Stored records
++++++++++

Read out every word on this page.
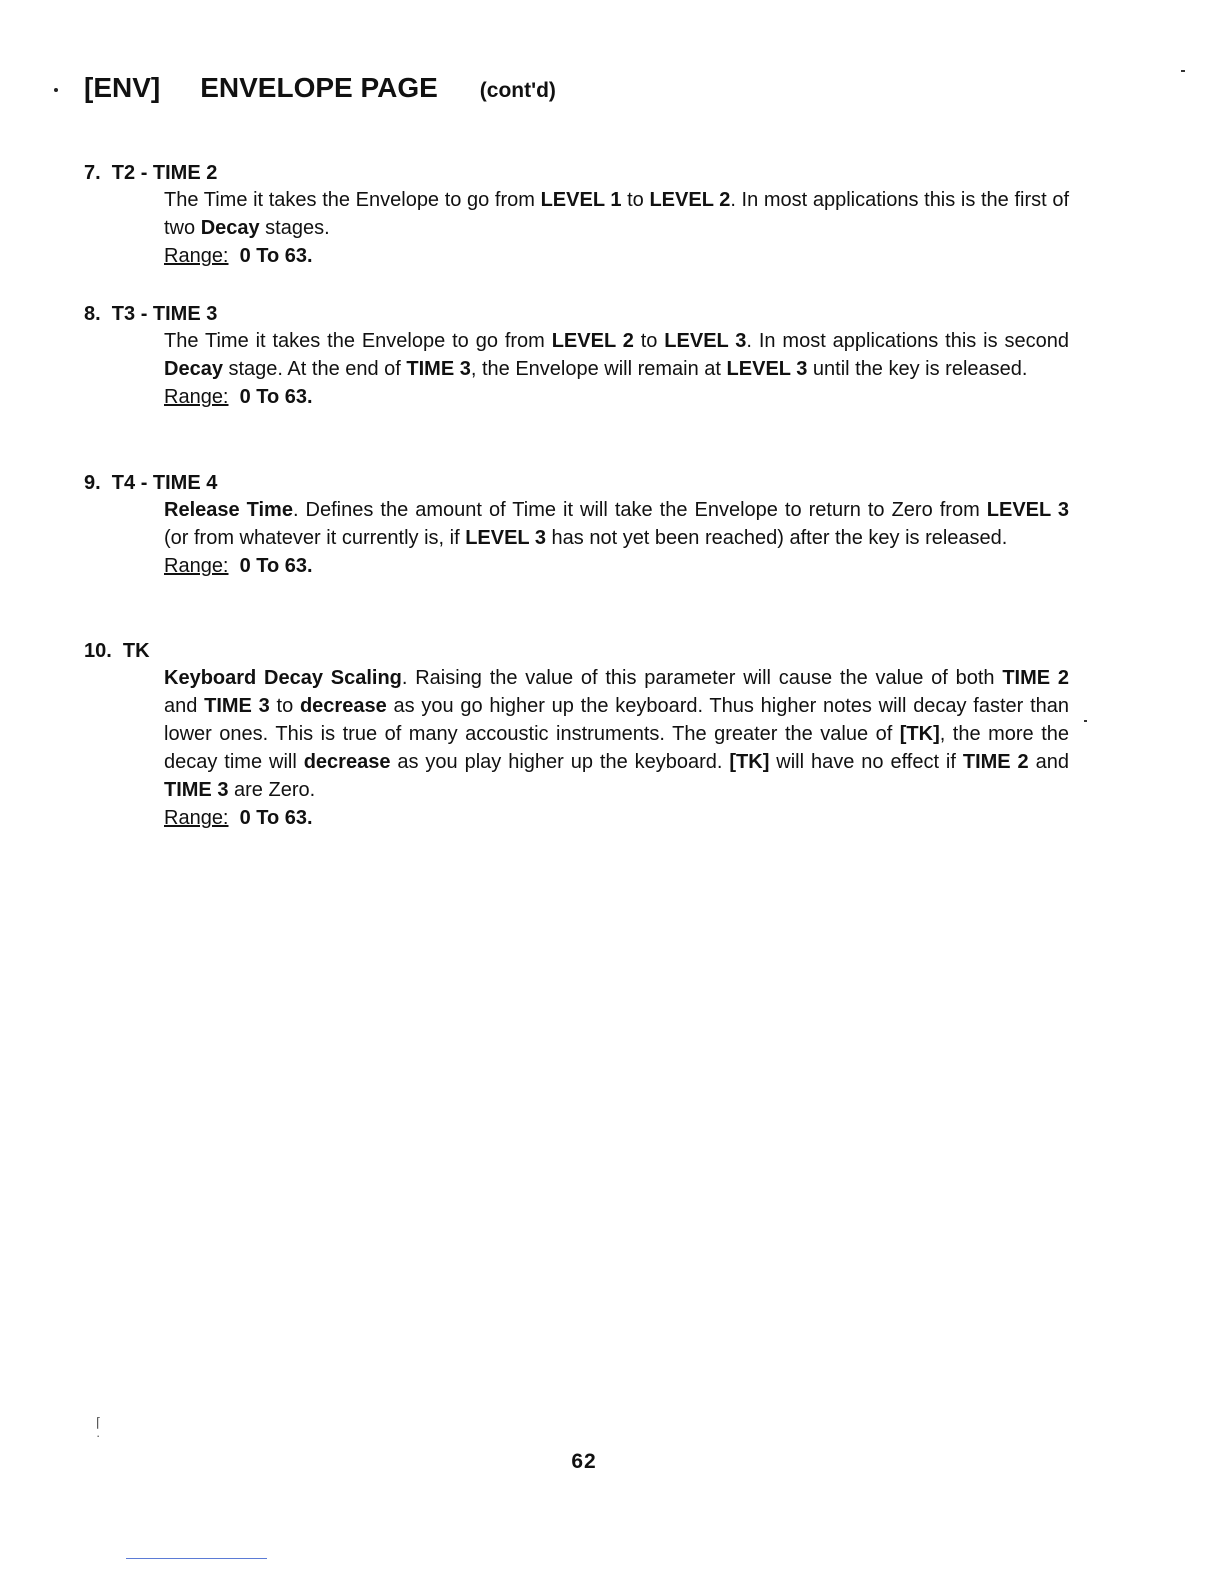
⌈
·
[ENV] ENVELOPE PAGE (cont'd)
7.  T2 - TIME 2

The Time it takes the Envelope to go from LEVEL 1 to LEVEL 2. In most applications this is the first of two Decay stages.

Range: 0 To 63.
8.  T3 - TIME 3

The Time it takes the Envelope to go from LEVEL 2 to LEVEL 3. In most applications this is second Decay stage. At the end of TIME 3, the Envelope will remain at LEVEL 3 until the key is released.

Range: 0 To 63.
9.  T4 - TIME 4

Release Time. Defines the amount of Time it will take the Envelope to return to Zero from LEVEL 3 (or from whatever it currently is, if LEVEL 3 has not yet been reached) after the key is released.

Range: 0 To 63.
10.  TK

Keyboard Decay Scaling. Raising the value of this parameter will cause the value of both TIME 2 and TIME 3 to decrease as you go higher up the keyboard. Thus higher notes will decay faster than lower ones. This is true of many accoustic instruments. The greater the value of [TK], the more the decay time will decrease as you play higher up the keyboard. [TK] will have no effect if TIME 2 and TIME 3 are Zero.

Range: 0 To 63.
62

++++++++++

Aim. Write the records out once more, exactly as they appear, with no pictures.

Written response.
Read out every word on this page.
⌈
·
[ENV] ENVELOPE PAGE (cont'd)
7.  T2 - TIME 2

The Time it takes the Envelope to go from LEVEL 1 to LEVEL 2. In most applications this is the first of two Decay stages.

Range: 0 To 63.
8.  T3 - TIME 3

The Time it takes the Envelope to go from LEVEL 2 to LEVEL 3. In most applications this is second Decay stage. At the end of TIME 3, the Envelope will remain at LEVEL 3 until the key is released.

Range: 0 To 63.
9.  T4 - TIME 4

Release Time. Defines the amount of Time it will take the Envelope to return to Zero from LEVEL 3 (or from whatever it currently is, if LEVEL 3 has not yet been reached) after the key is released.

Range: 0 To 63.
10.  TK

Keyboard Decay Scaling. Raising the value of this parameter will cause the value of both TIME 2 and TIME 3 to decrease as you go higher up the keyboard. Thus higher notes will decay faster than lower ones. This is true of many accoustic instruments. The greater the value of [TK], the more the decay time will decrease as you play higher up the keyboard. [TK] will have no effect if TIME 2 and TIME 3 are Zero.

Range: 0 To 63.
62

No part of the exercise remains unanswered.